### Stored entries
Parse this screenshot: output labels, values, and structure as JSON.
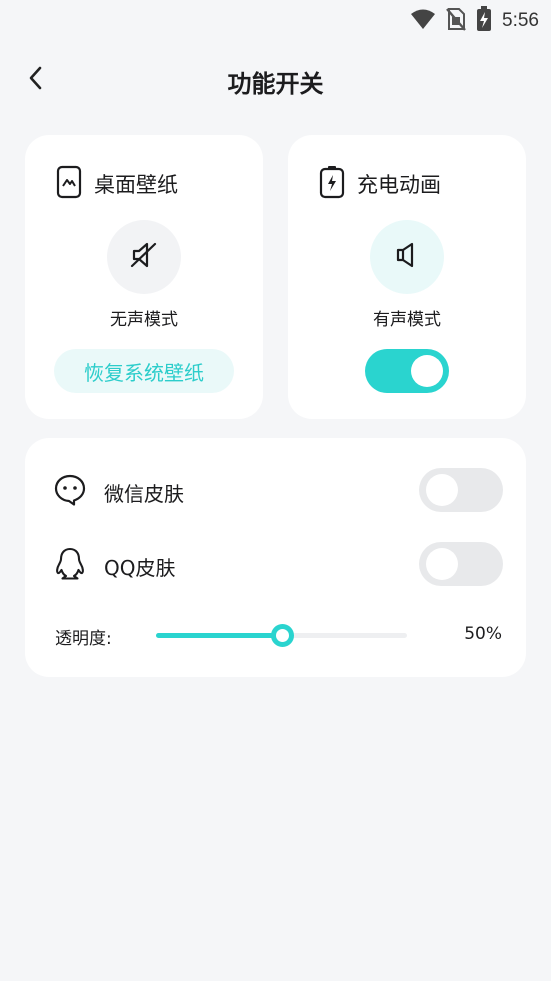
{
  "status_bar": {
    "time": "5:56",
    "icons": [
      "wifi-icon",
      "no-sim-icon",
      "battery-charging-icon"
    ]
  },
  "header": {
    "title": "功能开关",
    "back_icon": "chevron-left-icon"
  },
  "wallpaper_card": {
    "title": "桌面壁纸",
    "icon": "wallpaper-icon",
    "mode_icon": "speaker-muted-icon",
    "mode_label": "无声模式",
    "restore_label": "恢复系统壁纸"
  },
  "charge_card": {
    "title": "充电动画",
    "icon": "battery-bolt-icon",
    "mode_icon": "speaker-icon",
    "mode_label": "有声模式",
    "toggle_on": true
  },
  "skins": {
    "wechat": {
      "label": "微信皮肤",
      "icon": "wechat-icon",
      "toggle_on": false
    },
    "qq": {
      "label": "QQ皮肤",
      "icon": "qq-penguin-icon",
      "toggle_on": false
    },
    "opacity": {
      "label": "透明度:",
      "value_text": "50%",
      "value": 50
    }
  },
  "colors": {
    "accent": "#2ad4cf",
    "accent_light": "#eaf9f9",
    "toggle_off": "#e8e9eb",
    "background": "#f5f6f8",
    "card": "#ffffff"
  }
}
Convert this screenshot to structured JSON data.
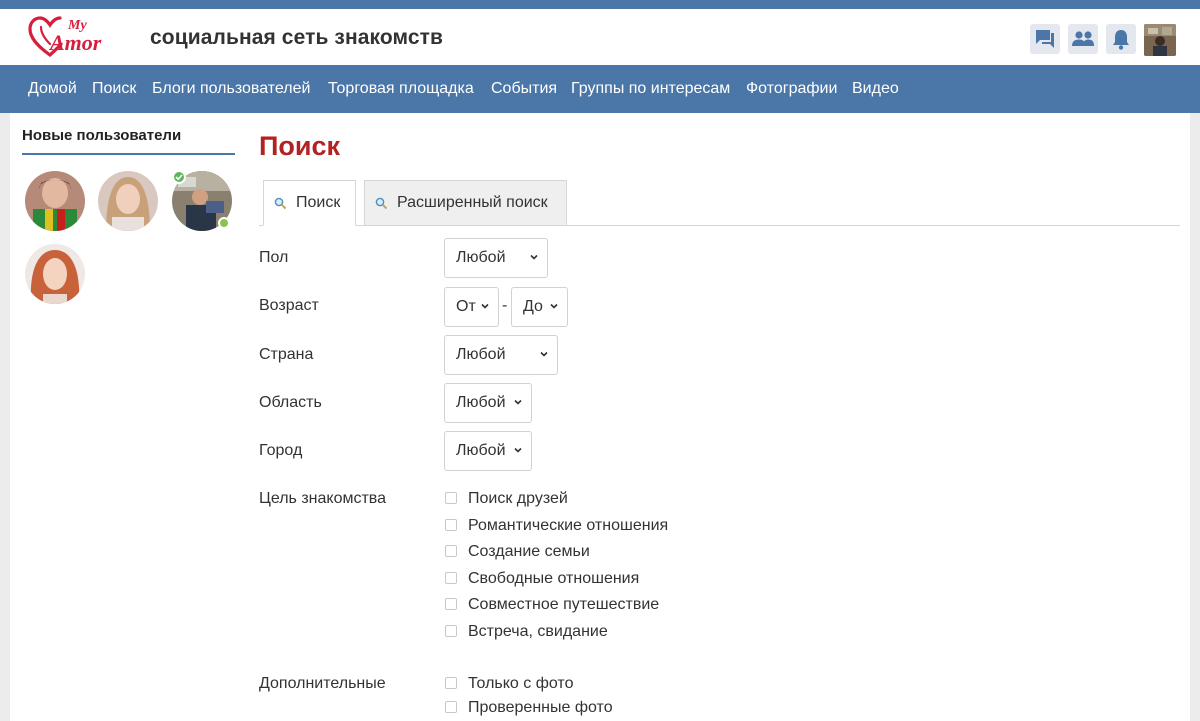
{
  "header": {
    "logo_text_my": "My",
    "logo_text_amor": "Amor",
    "site_title": "социальная сеть знакомств",
    "icons": [
      "messages-icon",
      "friends-icon",
      "notifications-icon",
      "user-avatar"
    ]
  },
  "nav": {
    "items": [
      "Домой",
      "Поиск",
      "Блоги пользователей",
      "Торговая площадка",
      "События",
      "Группы по интересам",
      "Фотографии",
      "Видео"
    ]
  },
  "sidebar": {
    "title": "Новые пользователи"
  },
  "main": {
    "title": "Поиск",
    "tabs": [
      {
        "label": "Поиск",
        "icon": "search-icon",
        "active": true
      },
      {
        "label": "Расширенный поиск",
        "icon": "search-icon",
        "active": false
      }
    ],
    "fields": {
      "gender": {
        "label": "Пол",
        "value": "Любой"
      },
      "age": {
        "label": "Возраст",
        "from": "От",
        "separator": "-",
        "to": "До"
      },
      "country": {
        "label": "Страна",
        "value": "Любой"
      },
      "region": {
        "label": "Область",
        "value": "Любой"
      },
      "city": {
        "label": "Город",
        "value": "Любой"
      },
      "goal": {
        "label": "Цель знакомства",
        "options": [
          "Поиск друзей",
          "Романтические отношения",
          "Создание семьи",
          "Свободные отношения",
          "Совместное путешествие",
          "Встреча, свидание"
        ]
      },
      "extra": {
        "label": "Дополнительные",
        "options": [
          "Только с фото",
          "Проверенные фото"
        ]
      }
    }
  },
  "colors": {
    "brand_blue": "#4a76a8",
    "title_red": "#b22222",
    "logo_red": "#d61f3c",
    "online_green": "#8cc152",
    "verified_green": "#5cb85c"
  }
}
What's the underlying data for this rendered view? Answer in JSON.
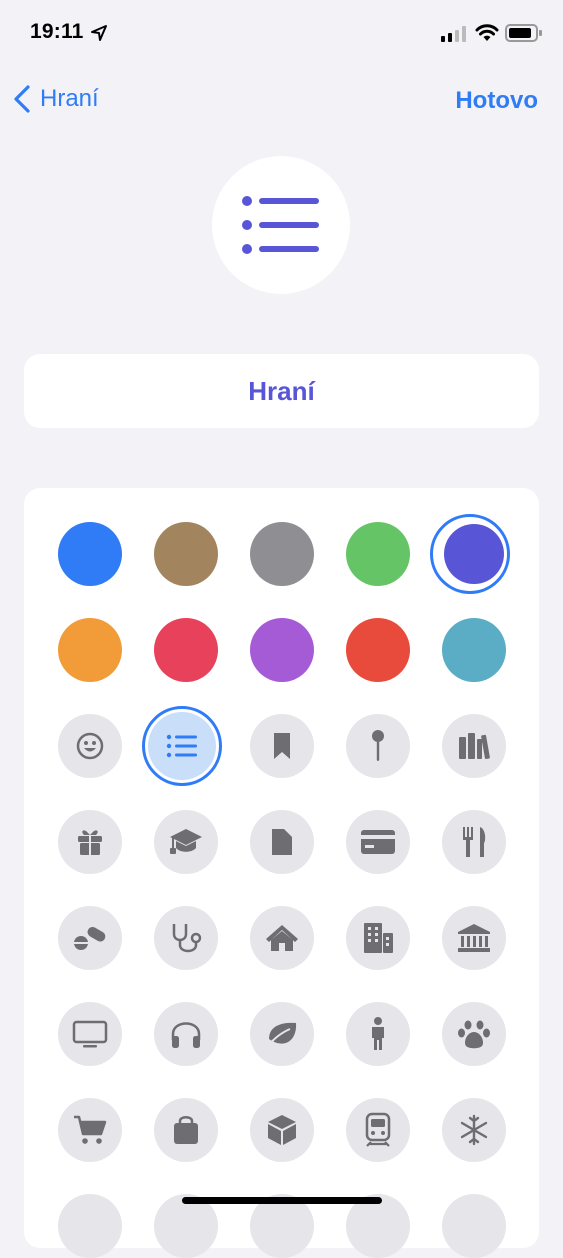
{
  "status_bar": {
    "time": "19:11"
  },
  "nav": {
    "back_label": "Hraní",
    "done_label": "Hotovo"
  },
  "list": {
    "name": "Hraní",
    "icon": "list-bullet-icon",
    "color": "#5856d6"
  },
  "colors": [
    {
      "name": "blue",
      "hex": "#2f7cf6"
    },
    {
      "name": "brown",
      "hex": "#a2845e"
    },
    {
      "name": "gray",
      "hex": "#8e8e93"
    },
    {
      "name": "green",
      "hex": "#65c466"
    },
    {
      "name": "indigo",
      "hex": "#5856d6",
      "selected": true
    },
    {
      "name": "orange",
      "hex": "#f19c38"
    },
    {
      "name": "pink",
      "hex": "#e8415b"
    },
    {
      "name": "purple",
      "hex": "#a55bd6"
    },
    {
      "name": "red",
      "hex": "#e84b3c"
    },
    {
      "name": "teal",
      "hex": "#5aadc4"
    }
  ],
  "icons": [
    "smiley-icon",
    "list-bullet-icon",
    "bookmark-icon",
    "pin-icon",
    "books-icon",
    "gift-icon",
    "graduation-cap-icon",
    "document-icon",
    "credit-card-icon",
    "fork-knife-icon",
    "pills-icon",
    "stethoscope-icon",
    "house-icon",
    "building-icon",
    "bank-icon",
    "tv-icon",
    "headphones-icon",
    "leaf-icon",
    "person-icon",
    "paw-icon",
    "cart-icon",
    "bag-icon",
    "shippingbox-icon",
    "train-icon",
    "snowflake-icon"
  ],
  "selected_icon": "list-bullet-icon"
}
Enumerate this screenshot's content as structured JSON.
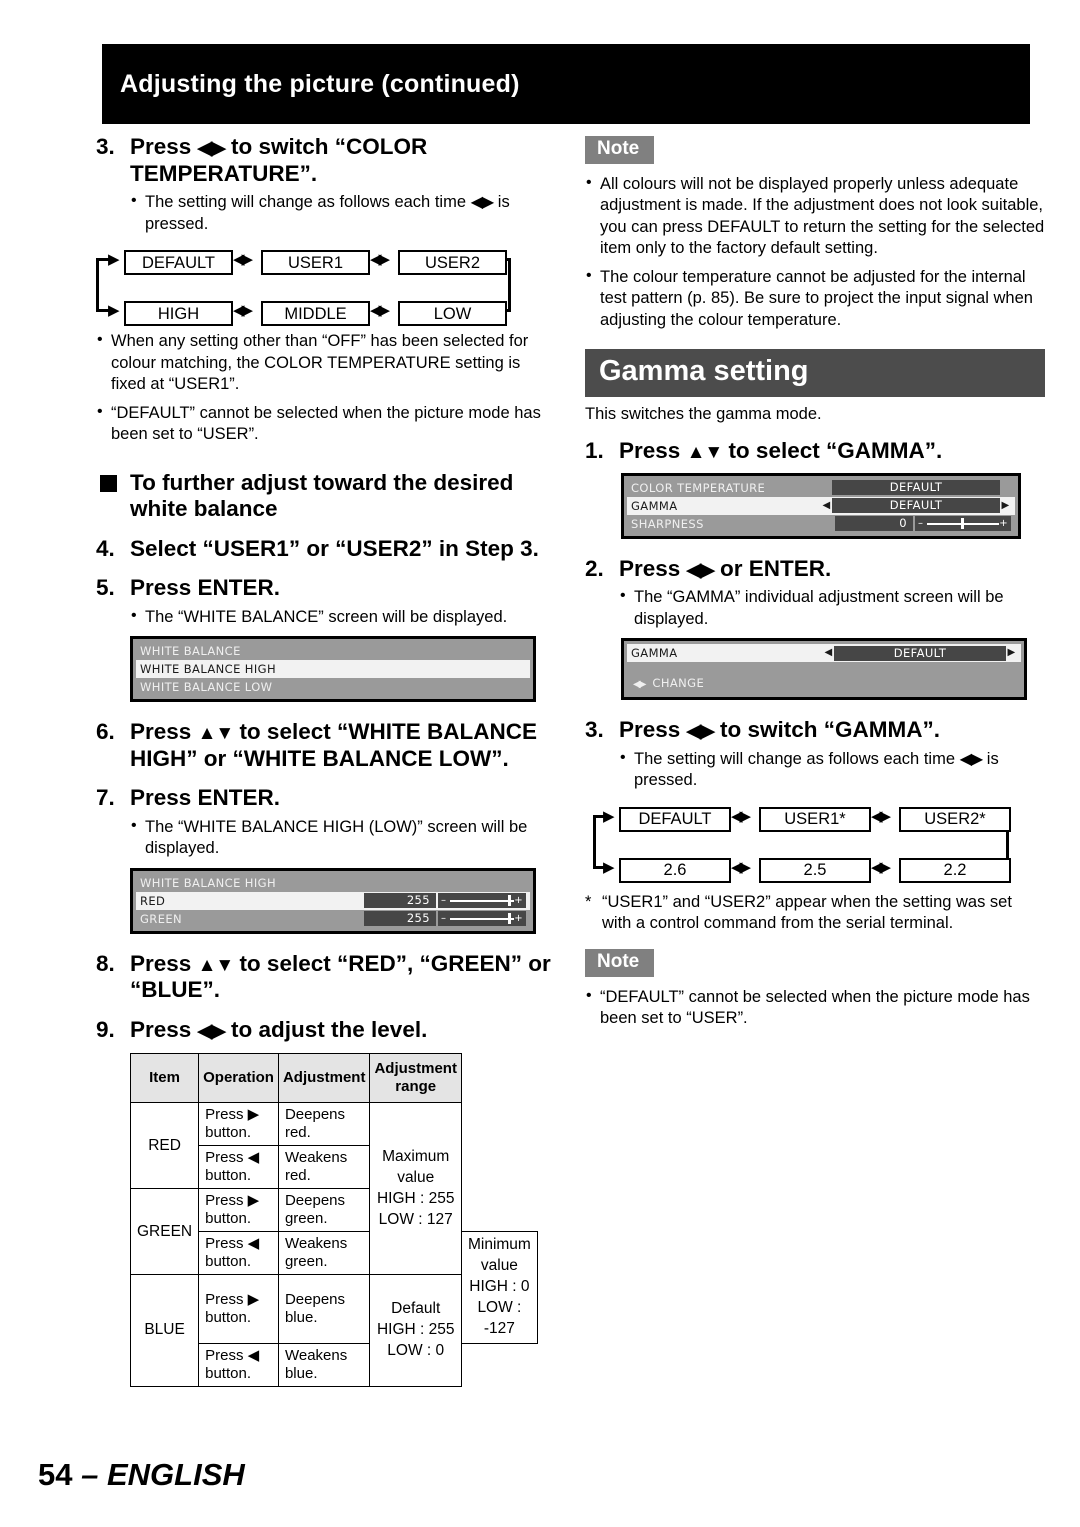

### Written problem
Filter the data, keeping only the lines that contain "screenshot".

### Exercise response
Parse this screenshot: output labels, values, and structure as JSON.
Convert this screenshot to structured JSON data.
Enumerate this screenshot's content as structured JSON.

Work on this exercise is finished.